Saved entries:
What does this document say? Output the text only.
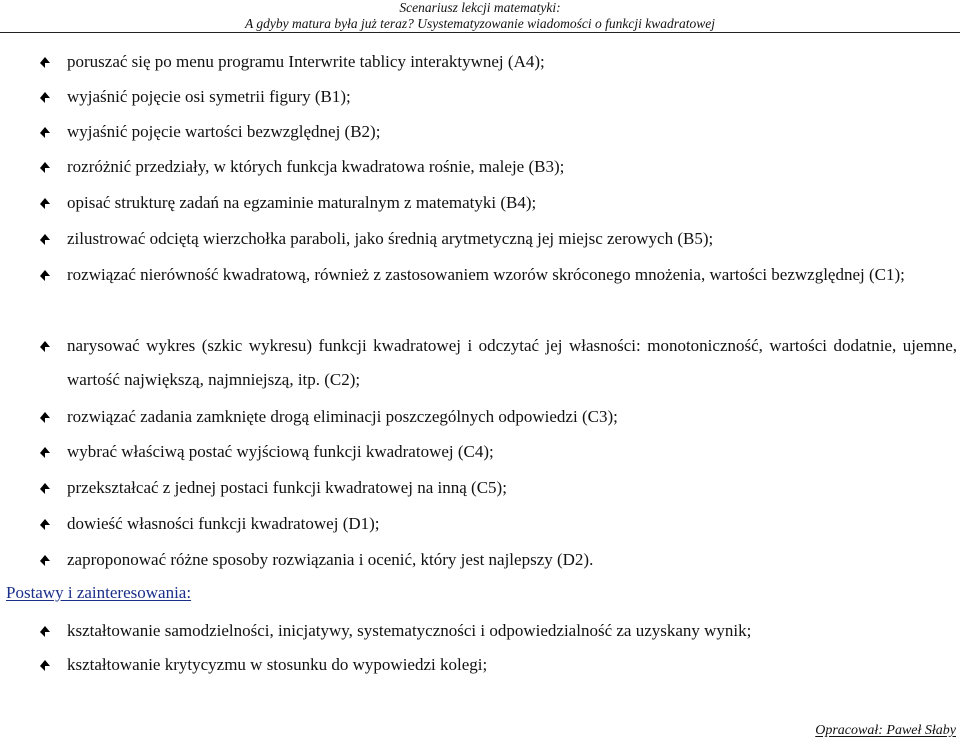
Scenariusz lekcji matematyki:
A gdyby matura była już teraz? Usystematyzowanie wiadomości o funkcji kwadratowej
poruszać się po menu programu Interwrite tablicy interaktywnej (A4);
wyjaśnić pojęcie osi symetrii figury (B1);
wyjaśnić pojęcie wartości bezwzględnej (B2);
rozróżnić przedziały, w których funkcja kwadratowa rośnie, maleje (B3);
opisać strukturę zadań na egzaminie maturalnym z matematyki (B4);
zilustrować odciętą wierzchołka paraboli, jako średnią arytmetyczną jej miejsc zerowych (B5);
rozwiązać nierówność kwadratową, również z zastosowaniem wzorów skróconego mnożenia, wartości bezwzględnej (C1);
narysować wykres (szkic wykresu) funkcji kwadratowej i odczytać jej własności: monotoniczność, wartości dodatnie, ujemne, wartość największą, najmniejszą, itp. (C2);
rozwiązać zadania zamknięte drogą eliminacji poszczególnych odpowiedzi (C3);
wybrać właściwą postać wyjściową funkcji kwadratowej (C4);
przekształcać z jednej postaci funkcji kwadratowej na inną (C5);
dowieść własności funkcji kwadratowej (D1);
zaproponować różne sposoby rozwiązania i ocenić, który jest najlepszy (D2).
Postawy i zainteresowania:
kształtowanie samodzielności, inicjatywy, systematyczności i odpowiedzialność za uzyskany wynik;
kształtowanie krytycyzmu w stosunku do wypowiedzi kolegi;
Opracował: Paweł Słaby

## WHAT THE EXERCISE ASKS
Can you repeat every record above exactly, apart from the pictures?

## WRITTEN ANSWER
What does this document say? Output the text only.
Scenariusz lekcji matematyki:
A gdyby matura była już teraz? Usystematyzowanie wiadomości o funkcji kwadratowej
poruszać się po menu programu Interwrite tablicy interaktywnej (A4);
wyjaśnić pojęcie osi symetrii figury (B1);
wyjaśnić pojęcie wartości bezwzględnej (B2);
rozróżnić przedziały, w których funkcja kwadratowa rośnie, maleje (B3);
opisać strukturę zadań na egzaminie maturalnym z matematyki (B4);
zilustrować odciętą wierzchołka paraboli, jako średnią arytmetyczną jej miejsc zerowych (B5);
rozwiązać nierówność kwadratową, również z zastosowaniem wzorów skróconego mnożenia, wartości bezwzględnej (C1);
narysować wykres (szkic wykresu) funkcji kwadratowej i odczytać jej własności: monotoniczność, wartości dodatnie, ujemne, wartość największą, najmniejszą, itp. (C2);
rozwiązać zadania zamknięte drogą eliminacji poszczególnych odpowiedzi (C3);
wybrać właściwą postać wyjściową funkcji kwadratowej (C4);
przekształcać z jednej postaci funkcji kwadratowej na inną (C5);
dowieść własności funkcji kwadratowej (D1);
zaproponować różne sposoby rozwiązania i ocenić, który jest najlepszy (D2).
Postawy i zainteresowania:
kształtowanie samodzielności, inicjatywy, systematyczności i odpowiedzialność za uzyskany wynik;
kształtowanie krytycyzmu w stosunku do wypowiedzi kolegi;
Opracował: Paweł Słaby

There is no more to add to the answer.